REQUIREMENT |
Print all the records exactly, please.

Items from a dataset
----------------------------------------

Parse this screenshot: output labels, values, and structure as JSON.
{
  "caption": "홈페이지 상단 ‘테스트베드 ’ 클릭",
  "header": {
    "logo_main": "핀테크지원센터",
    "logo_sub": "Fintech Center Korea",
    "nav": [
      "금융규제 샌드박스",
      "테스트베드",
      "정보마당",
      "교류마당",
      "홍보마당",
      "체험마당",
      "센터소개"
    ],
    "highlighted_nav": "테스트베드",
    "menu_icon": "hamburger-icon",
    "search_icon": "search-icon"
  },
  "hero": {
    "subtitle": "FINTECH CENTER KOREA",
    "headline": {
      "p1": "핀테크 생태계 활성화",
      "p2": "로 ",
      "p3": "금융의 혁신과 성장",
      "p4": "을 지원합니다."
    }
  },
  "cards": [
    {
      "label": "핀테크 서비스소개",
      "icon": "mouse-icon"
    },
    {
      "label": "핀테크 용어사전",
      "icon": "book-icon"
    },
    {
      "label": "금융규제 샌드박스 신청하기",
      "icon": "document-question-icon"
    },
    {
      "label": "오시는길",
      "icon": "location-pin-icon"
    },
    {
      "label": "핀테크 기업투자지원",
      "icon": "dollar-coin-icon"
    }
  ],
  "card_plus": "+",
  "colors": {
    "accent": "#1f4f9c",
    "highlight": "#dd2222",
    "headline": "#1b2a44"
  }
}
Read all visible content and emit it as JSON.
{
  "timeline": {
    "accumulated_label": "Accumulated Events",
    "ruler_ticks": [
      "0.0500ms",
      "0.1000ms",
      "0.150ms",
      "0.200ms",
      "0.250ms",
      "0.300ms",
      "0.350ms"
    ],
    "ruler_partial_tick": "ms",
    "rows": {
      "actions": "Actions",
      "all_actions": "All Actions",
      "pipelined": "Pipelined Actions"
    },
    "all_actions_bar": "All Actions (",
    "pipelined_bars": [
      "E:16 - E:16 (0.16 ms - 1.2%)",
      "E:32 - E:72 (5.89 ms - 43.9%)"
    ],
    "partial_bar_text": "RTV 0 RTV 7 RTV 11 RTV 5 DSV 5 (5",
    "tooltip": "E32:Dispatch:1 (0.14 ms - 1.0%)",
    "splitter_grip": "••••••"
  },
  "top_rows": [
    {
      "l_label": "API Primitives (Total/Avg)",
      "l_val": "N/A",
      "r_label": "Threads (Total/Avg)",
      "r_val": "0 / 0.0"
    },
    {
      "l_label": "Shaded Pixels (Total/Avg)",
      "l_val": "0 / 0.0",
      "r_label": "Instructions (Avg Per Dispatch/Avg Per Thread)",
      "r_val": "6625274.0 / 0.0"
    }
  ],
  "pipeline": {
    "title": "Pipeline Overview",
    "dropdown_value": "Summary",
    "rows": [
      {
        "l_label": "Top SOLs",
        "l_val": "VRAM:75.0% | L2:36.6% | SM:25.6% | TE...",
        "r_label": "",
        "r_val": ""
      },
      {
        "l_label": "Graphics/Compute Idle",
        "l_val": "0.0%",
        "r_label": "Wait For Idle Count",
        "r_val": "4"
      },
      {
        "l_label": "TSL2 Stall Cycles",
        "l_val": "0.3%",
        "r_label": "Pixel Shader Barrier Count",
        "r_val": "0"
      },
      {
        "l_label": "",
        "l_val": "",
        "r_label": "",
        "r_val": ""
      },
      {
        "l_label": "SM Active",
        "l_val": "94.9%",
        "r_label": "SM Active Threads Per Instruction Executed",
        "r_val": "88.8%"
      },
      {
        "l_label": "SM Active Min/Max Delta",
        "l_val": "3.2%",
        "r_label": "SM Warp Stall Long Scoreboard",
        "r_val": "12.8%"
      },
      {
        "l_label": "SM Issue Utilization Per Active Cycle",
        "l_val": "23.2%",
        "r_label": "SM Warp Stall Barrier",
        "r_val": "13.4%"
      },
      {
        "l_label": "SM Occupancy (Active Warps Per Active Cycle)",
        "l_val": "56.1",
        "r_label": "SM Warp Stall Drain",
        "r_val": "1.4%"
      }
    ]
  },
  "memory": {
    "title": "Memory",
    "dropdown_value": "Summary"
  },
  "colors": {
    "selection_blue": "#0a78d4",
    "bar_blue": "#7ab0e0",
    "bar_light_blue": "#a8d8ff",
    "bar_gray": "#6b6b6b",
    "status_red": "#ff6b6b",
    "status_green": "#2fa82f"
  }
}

----------------------------------------

PROBLEM SOLUTION |
Parse this screenshot: output labels, values, and structure as JSON.
{
  "caption": "홈페이지 상단 ‘테스트베드 ’ 클릭",
  "header": {
    "logo_main": "핀테크지원센터",
    "logo_sub": "Fintech Center Korea",
    "nav": [
      "금융규제 샌드박스",
      "테스트베드",
      "정보마당",
      "교류마당",
      "홍보마당",
      "체험마당",
      "센터소개"
    ],
    "highlighted_nav": "테스트베드",
    "menu_icon": "hamburger-icon",
    "search_icon": "search-icon"
  },
  "hero": {
    "subtitle": "FINTECH CENTER KOREA",
    "headline": {
      "p1": "핀테크 생태계 활성화",
      "p2": "로 ",
      "p3": "금융의 혁신과 성장",
      "p4": "을 지원합니다."
    }
  },
  "cards": [
    {
      "label": "핀테크 서비스소개",
      "icon": "mouse-icon"
    },
    {
      "label": "핀테크 용어사전",
      "icon": "book-icon"
    },
    {
      "label": "금융규제 샌드박스 신청하기",
      "icon": "document-question-icon"
    },
    {
      "label": "오시는길",
      "icon": "location-pin-icon"
    },
    {
      "label": "핀테크 기업투자지원",
      "icon": "dollar-coin-icon"
    }
  ],
  "card_plus": "+",
  "colors": {
    "accent": "#1f4f9c",
    "highlight": "#dd2222",
    "headline": "#1b2a44"
  }
}
Read all visible content and emit it as JSON.
{
  "timeline": {
    "accumulated_label": "Accumulated Events",
    "ruler_ticks": [
      "0.0500ms",
      "0.1000ms",
      "0.150ms",
      "0.200ms",
      "0.250ms",
      "0.300ms",
      "0.350ms"
    ],
    "ruler_partial_tick": "ms",
    "rows": {
      "actions": "Actions",
      "all_actions": "All Actions",
      "pipelined": "Pipelined Actions"
    },
    "all_actions_bar": "All Actions (",
    "pipelined_bars": [
      "E:16 - E:16 (0.16 ms - 1.2%)",
      "E:32 - E:72 (5.89 ms - 43.9%)"
    ],
    "partial_bar_text": "RTV 0 RTV 7 RTV 11 RTV 5 DSV 5 (5",
    "tooltip": "E32:Dispatch:1 (0.14 ms - 1.0%)",
    "splitter_grip": "••••••"
  },
  "top_rows": [
    {
      "l_label": "API Primitives (Total/Avg)",
      "l_val": "N/A",
      "r_label": "Threads (Total/Avg)",
      "r_val": "0 / 0.0"
    },
    {
      "l_label": "Shaded Pixels (Total/Avg)",
      "l_val": "0 / 0.0",
      "r_label": "Instructions (Avg Per Dispatch/Avg Per Thread)",
      "r_val": "6625274.0 / 0.0"
    }
  ],
  "pipeline": {
    "title": "Pipeline Overview",
    "dropdown_value": "Summary",
    "rows": [
      {
        "l_label": "Top SOLs",
        "l_val": "VRAM:75.0% | L2:36.6% | SM:25.6% | TE...",
        "r_label": "",
        "r_val": ""
      },
      {
        "l_label": "Graphics/Compute Idle",
        "l_val": "0.0%",
        "r_label": "Wait For Idle Count",
        "r_val": "4"
      },
      {
        "l_label": "TSL2 Stall Cycles",
        "l_val": "0.3%",
        "r_label": "Pixel Shader Barrier Count",
        "r_val": "0"
      },
      {
        "l_label": "",
        "l_val": "",
        "r_label": "",
        "r_val": ""
      },
      {
        "l_label": "SM Active",
        "l_val": "94.9%",
        "r_label": "SM Active Threads Per Instruction Executed",
        "r_val": "88.8%"
      },
      {
        "l_label": "SM Active Min/Max Delta",
        "l_val": "3.2%",
        "r_label": "SM Warp Stall Long Scoreboard",
        "r_val": "12.8%"
      },
      {
        "l_label": "SM Issue Utilization Per Active Cycle",
        "l_val": "23.2%",
        "r_label": "SM Warp Stall Barrier",
        "r_val": "13.4%"
      },
      {
        "l_label": "SM Occupancy (Active Warps Per Active Cycle)",
        "l_val": "56.1",
        "r_label": "SM Warp Stall Drain",
        "r_val": "1.4%"
      }
    ]
  },
  "memory": {
    "title": "Memory",
    "dropdown_value": "Summary"
  },
  "colors": {
    "selection_blue": "#0a78d4",
    "bar_blue": "#7ab0e0",
    "bar_light_blue": "#a8d8ff",
    "bar_gray": "#6b6b6b",
    "status_red": "#ff6b6b",
    "status_green": "#2fa82f"
  }
}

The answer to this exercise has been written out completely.